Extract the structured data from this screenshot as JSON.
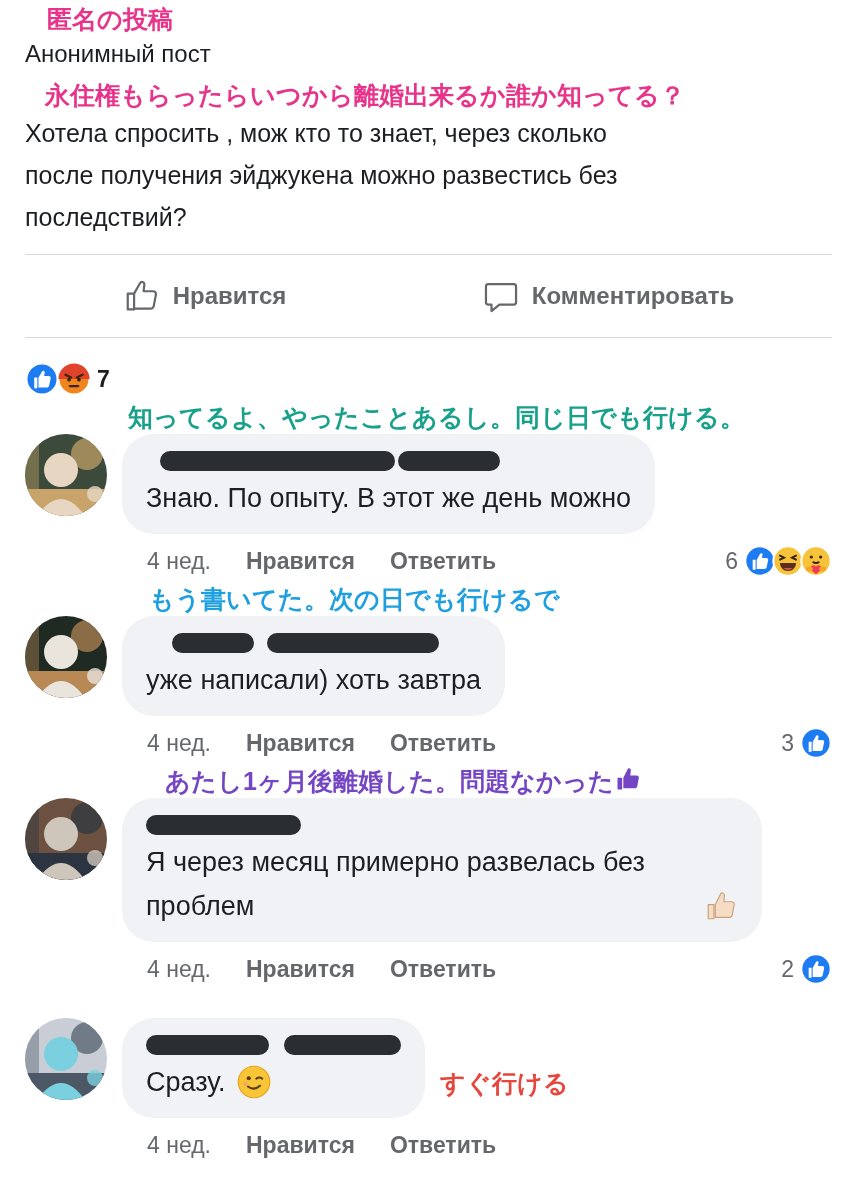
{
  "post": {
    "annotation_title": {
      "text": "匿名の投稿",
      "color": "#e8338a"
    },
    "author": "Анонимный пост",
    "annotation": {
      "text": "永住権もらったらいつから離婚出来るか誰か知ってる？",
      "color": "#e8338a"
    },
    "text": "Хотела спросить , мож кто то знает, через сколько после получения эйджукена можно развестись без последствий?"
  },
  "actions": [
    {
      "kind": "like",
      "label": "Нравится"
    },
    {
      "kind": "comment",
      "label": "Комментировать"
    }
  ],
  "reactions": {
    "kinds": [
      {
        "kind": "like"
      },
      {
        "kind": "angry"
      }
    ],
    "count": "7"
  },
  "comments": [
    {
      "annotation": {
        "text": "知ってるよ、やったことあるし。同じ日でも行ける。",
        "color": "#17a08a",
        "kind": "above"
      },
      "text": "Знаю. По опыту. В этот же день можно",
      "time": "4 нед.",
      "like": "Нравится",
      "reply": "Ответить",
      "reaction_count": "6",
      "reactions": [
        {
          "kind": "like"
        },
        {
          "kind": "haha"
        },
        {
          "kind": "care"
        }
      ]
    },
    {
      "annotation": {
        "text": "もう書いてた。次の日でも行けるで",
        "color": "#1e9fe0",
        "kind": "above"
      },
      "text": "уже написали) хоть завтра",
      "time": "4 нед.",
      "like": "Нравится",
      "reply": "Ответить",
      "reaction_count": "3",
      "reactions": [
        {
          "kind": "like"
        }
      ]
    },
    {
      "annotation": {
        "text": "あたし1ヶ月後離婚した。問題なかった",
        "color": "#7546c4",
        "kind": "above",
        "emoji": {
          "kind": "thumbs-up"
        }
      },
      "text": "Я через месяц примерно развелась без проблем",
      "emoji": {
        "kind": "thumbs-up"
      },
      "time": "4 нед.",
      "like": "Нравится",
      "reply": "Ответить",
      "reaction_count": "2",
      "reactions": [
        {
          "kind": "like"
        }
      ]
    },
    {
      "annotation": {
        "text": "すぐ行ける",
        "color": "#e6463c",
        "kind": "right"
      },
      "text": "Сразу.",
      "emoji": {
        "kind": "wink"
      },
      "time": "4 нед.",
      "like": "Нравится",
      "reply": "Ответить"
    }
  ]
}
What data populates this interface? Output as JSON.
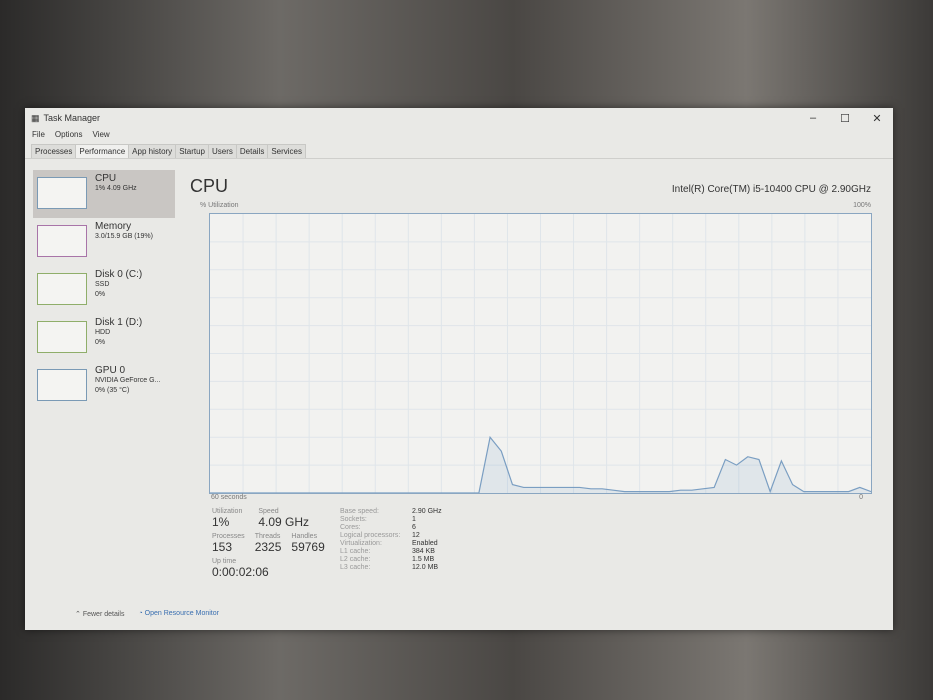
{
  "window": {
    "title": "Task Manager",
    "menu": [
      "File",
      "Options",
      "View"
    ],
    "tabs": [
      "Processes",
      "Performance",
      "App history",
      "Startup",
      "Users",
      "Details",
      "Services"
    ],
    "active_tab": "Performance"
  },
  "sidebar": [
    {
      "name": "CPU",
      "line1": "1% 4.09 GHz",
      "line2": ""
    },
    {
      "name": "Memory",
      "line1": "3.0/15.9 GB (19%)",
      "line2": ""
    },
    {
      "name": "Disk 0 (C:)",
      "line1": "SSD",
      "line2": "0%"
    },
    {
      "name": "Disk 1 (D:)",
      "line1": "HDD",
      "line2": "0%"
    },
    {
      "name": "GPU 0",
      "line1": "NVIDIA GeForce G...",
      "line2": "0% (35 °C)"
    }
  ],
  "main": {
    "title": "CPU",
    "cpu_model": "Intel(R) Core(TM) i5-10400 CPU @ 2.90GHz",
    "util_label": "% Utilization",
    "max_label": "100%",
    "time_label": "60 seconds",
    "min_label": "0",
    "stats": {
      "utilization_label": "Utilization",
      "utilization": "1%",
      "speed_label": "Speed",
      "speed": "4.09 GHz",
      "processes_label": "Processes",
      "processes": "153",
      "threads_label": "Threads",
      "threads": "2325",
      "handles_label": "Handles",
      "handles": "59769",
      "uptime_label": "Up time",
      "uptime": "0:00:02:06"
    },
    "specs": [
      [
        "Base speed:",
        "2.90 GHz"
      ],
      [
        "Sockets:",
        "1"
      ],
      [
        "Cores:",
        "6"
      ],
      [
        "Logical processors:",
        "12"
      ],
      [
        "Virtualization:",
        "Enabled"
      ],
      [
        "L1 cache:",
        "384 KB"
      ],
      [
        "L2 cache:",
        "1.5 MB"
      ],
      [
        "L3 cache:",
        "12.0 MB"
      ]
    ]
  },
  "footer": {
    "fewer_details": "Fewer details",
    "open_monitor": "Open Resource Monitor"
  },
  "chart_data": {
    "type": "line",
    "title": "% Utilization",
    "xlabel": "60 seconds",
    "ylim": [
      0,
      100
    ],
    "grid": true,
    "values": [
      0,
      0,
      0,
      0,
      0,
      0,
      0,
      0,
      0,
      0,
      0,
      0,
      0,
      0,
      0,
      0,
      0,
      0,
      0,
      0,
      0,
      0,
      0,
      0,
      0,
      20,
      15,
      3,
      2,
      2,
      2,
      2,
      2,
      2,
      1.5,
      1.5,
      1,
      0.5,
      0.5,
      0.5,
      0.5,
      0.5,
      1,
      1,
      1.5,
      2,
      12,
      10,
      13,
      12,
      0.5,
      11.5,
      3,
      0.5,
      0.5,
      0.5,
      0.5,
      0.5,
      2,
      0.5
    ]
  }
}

--

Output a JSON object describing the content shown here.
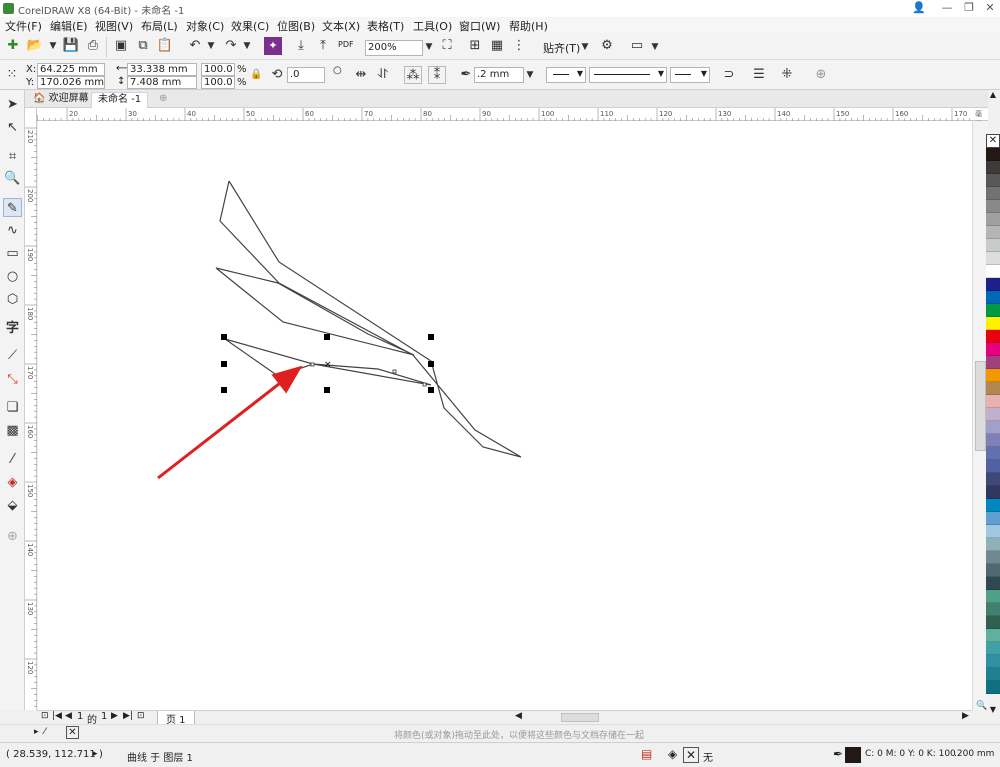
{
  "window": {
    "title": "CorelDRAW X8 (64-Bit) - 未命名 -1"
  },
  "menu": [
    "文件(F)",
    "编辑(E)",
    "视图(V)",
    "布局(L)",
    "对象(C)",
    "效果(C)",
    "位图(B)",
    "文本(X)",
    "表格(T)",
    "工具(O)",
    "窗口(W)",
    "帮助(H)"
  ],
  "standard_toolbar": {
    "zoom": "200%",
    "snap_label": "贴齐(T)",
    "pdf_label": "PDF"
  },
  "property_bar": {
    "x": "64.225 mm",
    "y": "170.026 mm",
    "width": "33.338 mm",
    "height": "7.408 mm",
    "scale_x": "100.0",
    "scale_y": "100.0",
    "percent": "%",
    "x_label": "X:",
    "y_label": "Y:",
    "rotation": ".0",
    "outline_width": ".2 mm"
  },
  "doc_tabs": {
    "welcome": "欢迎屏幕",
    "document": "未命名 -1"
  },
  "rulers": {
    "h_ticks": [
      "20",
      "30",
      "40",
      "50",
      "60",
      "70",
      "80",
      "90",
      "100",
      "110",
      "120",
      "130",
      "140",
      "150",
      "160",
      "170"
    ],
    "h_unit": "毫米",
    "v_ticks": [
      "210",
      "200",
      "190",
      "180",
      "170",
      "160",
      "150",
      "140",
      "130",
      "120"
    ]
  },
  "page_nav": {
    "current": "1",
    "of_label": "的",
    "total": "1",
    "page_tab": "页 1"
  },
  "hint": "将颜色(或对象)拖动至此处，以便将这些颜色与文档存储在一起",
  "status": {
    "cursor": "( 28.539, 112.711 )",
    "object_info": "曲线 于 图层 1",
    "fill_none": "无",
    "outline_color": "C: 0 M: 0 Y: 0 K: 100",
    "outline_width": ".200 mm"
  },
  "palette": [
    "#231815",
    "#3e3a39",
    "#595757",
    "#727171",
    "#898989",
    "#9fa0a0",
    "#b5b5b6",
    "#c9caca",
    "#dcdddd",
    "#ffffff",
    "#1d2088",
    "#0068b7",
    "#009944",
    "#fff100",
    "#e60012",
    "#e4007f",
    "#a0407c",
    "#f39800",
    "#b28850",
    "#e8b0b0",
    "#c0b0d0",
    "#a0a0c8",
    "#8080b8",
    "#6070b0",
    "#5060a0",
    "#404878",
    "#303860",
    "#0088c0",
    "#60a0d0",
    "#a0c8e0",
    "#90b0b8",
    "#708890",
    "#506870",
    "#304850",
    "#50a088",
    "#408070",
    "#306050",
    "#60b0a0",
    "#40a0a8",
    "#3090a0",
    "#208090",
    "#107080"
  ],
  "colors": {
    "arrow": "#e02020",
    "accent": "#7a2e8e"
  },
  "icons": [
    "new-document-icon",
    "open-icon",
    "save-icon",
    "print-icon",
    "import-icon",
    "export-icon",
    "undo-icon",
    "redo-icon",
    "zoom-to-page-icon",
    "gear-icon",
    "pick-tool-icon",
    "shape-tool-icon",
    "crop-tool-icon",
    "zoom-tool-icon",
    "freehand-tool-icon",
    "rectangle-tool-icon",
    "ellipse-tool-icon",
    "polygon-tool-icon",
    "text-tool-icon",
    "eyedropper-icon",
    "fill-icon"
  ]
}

[GOAL] In the records above, collect each line with "this".

[RESPONSE TO THE EXERCISE]
Extract the structured data from this screenshot as JSON.
What data populates this interface? Output as JSON.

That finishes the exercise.